Below are some entries; can you quote all of them exactly?

•••

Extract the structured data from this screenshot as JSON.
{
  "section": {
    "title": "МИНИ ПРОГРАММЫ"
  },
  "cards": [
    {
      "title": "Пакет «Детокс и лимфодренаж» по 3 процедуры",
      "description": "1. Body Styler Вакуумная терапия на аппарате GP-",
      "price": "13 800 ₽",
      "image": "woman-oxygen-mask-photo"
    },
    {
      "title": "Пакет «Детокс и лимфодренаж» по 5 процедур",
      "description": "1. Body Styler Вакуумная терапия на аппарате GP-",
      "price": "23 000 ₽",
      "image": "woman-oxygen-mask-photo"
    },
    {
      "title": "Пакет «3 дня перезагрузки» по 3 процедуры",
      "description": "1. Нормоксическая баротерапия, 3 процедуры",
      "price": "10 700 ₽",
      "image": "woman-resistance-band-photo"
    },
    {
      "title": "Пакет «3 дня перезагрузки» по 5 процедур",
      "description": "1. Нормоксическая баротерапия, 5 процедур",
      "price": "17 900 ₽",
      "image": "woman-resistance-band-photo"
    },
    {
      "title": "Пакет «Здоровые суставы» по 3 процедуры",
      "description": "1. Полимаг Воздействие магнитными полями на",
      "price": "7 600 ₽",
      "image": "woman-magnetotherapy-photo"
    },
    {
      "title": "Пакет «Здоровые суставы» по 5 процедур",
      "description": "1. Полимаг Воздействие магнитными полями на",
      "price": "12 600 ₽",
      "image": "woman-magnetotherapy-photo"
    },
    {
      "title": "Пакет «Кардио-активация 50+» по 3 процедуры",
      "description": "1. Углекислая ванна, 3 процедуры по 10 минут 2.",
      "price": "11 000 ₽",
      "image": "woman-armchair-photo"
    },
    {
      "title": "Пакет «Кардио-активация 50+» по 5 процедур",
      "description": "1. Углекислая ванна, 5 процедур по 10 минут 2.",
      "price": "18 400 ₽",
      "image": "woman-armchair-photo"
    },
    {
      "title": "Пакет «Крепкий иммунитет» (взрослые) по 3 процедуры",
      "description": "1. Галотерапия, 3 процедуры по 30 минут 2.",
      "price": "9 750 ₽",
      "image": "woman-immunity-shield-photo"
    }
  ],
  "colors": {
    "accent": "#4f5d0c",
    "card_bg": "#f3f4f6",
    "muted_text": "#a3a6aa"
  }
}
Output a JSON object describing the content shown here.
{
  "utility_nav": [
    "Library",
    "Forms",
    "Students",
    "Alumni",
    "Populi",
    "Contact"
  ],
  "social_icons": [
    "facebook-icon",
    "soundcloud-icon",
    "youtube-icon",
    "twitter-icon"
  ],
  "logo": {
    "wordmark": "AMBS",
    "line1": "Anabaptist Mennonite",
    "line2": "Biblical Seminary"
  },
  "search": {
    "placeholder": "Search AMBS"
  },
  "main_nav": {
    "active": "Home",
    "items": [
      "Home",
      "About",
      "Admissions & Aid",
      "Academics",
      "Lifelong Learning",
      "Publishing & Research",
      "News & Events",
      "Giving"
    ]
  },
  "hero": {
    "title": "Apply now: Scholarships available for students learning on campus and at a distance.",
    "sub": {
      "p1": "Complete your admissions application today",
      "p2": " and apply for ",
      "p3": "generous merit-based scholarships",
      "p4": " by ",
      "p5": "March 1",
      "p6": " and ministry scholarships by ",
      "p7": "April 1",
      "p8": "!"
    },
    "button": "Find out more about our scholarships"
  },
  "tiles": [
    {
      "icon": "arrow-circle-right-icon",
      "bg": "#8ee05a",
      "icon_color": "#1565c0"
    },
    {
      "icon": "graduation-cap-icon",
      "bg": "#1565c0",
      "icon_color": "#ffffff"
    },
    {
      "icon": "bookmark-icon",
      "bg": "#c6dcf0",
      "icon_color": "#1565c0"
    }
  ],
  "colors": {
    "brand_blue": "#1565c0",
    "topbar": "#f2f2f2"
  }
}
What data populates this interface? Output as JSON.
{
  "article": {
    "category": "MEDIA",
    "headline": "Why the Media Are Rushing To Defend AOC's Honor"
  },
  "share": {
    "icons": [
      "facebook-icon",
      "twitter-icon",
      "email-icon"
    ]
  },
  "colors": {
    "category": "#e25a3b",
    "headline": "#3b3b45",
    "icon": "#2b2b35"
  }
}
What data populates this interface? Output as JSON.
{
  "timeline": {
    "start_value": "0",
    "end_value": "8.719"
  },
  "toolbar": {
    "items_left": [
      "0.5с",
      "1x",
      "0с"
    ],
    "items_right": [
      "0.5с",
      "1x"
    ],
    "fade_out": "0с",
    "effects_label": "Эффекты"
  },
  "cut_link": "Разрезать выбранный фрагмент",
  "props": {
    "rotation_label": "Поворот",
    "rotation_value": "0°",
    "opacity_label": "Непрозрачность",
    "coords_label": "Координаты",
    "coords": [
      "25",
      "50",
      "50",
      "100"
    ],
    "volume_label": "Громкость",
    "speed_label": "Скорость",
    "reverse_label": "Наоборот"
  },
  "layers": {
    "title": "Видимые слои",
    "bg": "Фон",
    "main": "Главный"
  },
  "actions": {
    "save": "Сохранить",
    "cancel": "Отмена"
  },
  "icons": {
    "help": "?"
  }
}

•••

» Expected answer:
Extract the structured data from this screenshot as JSON.
{
  "section": {
    "title": "МИНИ ПРОГРАММЫ"
  },
  "cards": [
    {
      "title": "Пакет «Детокс и лимфодренаж» по 3 процедуры",
      "description": "1. Body Styler Вакуумная терапия на аппарате GP-",
      "price": "13 800 ₽",
      "image": "woman-oxygen-mask-photo"
    },
    {
      "title": "Пакет «Детокс и лимфодренаж» по 5 процедур",
      "description": "1. Body Styler Вакуумная терапия на аппарате GP-",
      "price": "23 000 ₽",
      "image": "woman-oxygen-mask-photo"
    },
    {
      "title": "Пакет «3 дня перезагрузки» по 3 процедуры",
      "description": "1. Нормоксическая баротерапия, 3 процедуры",
      "price": "10 700 ₽",
      "image": "woman-resistance-band-photo"
    },
    {
      "title": "Пакет «3 дня перезагрузки» по 5 процедур",
      "description": "1. Нормоксическая баротерапия, 5 процедур",
      "price": "17 900 ₽",
      "image": "woman-resistance-band-photo"
    },
    {
      "title": "Пакет «Здоровые суставы» по 3 процедуры",
      "description": "1. Полимаг Воздействие магнитными полями на",
      "price": "7 600 ₽",
      "image": "woman-magnetotherapy-photo"
    },
    {
      "title": "Пакет «Здоровые суставы» по 5 процедур",
      "description": "1. Полимаг Воздействие магнитными полями на",
      "price": "12 600 ₽",
      "image": "woman-magnetotherapy-photo"
    },
    {
      "title": "Пакет «Кардио-активация 50+» по 3 процедуры",
      "description": "1. Углекислая ванна, 3 процедуры по 10 минут 2.",
      "price": "11 000 ₽",
      "image": "woman-armchair-photo"
    },
    {
      "title": "Пакет «Кардио-активация 50+» по 5 процедур",
      "description": "1. Углекислая ванна, 5 процедур по 10 минут 2.",
      "price": "18 400 ₽",
      "image": "woman-armchair-photo"
    },
    {
      "title": "Пакет «Крепкий иммунитет» (взрослые) по 3 процедуры",
      "description": "1. Галотерапия, 3 процедуры по 30 минут 2.",
      "price": "9 750 ₽",
      "image": "woman-immunity-shield-photo"
    }
  ],
  "colors": {
    "accent": "#4f5d0c",
    "card_bg": "#f3f4f6",
    "muted_text": "#a3a6aa"
  }
}
Output a JSON object describing the content shown here.
{
  "utility_nav": [
    "Library",
    "Forms",
    "Students",
    "Alumni",
    "Populi",
    "Contact"
  ],
  "social_icons": [
    "facebook-icon",
    "soundcloud-icon",
    "youtube-icon",
    "twitter-icon"
  ],
  "logo": {
    "wordmark": "AMBS",
    "line1": "Anabaptist Mennonite",
    "line2": "Biblical Seminary"
  },
  "search": {
    "placeholder": "Search AMBS"
  },
  "main_nav": {
    "active": "Home",
    "items": [
      "Home",
      "About",
      "Admissions & Aid",
      "Academics",
      "Lifelong Learning",
      "Publishing & Research",
      "News & Events",
      "Giving"
    ]
  },
  "hero": {
    "title": "Apply now: Scholarships available for students learning on campus and at a distance.",
    "sub": {
      "p1": "Complete your admissions application today",
      "p2": " and apply for ",
      "p3": "generous merit-based scholarships",
      "p4": " by ",
      "p5": "March 1",
      "p6": " and ministry scholarships by ",
      "p7": "April 1",
      "p8": "!"
    },
    "button": "Find out more about our scholarships"
  },
  "tiles": [
    {
      "icon": "arrow-circle-right-icon",
      "bg": "#8ee05a",
      "icon_color": "#1565c0"
    },
    {
      "icon": "graduation-cap-icon",
      "bg": "#1565c0",
      "icon_color": "#ffffff"
    },
    {
      "icon": "bookmark-icon",
      "bg": "#c6dcf0",
      "icon_color": "#1565c0"
    }
  ],
  "colors": {
    "brand_blue": "#1565c0",
    "topbar": "#f2f2f2"
  }
}
What data populates this interface? Output as JSON.
{
  "article": {
    "category": "MEDIA",
    "headline": "Why the Media Are Rushing To Defend AOC's Honor"
  },
  "share": {
    "icons": [
      "facebook-icon",
      "twitter-icon",
      "email-icon"
    ]
  },
  "colors": {
    "category": "#e25a3b",
    "headline": "#3b3b45",
    "icon": "#2b2b35"
  }
}
What data populates this interface? Output as JSON.
{
  "timeline": {
    "start_value": "0",
    "end_value": "8.719"
  },
  "toolbar": {
    "items_left": [
      "0.5с",
      "1x",
      "0с"
    ],
    "items_right": [
      "0.5с",
      "1x"
    ],
    "fade_out": "0с",
    "effects_label": "Эффекты"
  },
  "cut_link": "Разрезать выбранный фрагмент",
  "props": {
    "rotation_label": "Поворот",
    "rotation_value": "0°",
    "opacity_label": "Непрозрачность",
    "coords_label": "Координаты",
    "coords": [
      "25",
      "50",
      "50",
      "100"
    ],
    "volume_label": "Громкость",
    "speed_label": "Скорость",
    "reverse_label": "Наоборот"
  },
  "layers": {
    "title": "Видимые слои",
    "bg": "Фон",
    "main": "Главный"
  },
  "actions": {
    "save": "Сохранить",
    "cancel": "Отмена"
  },
  "icons": {
    "help": "?"
  }
}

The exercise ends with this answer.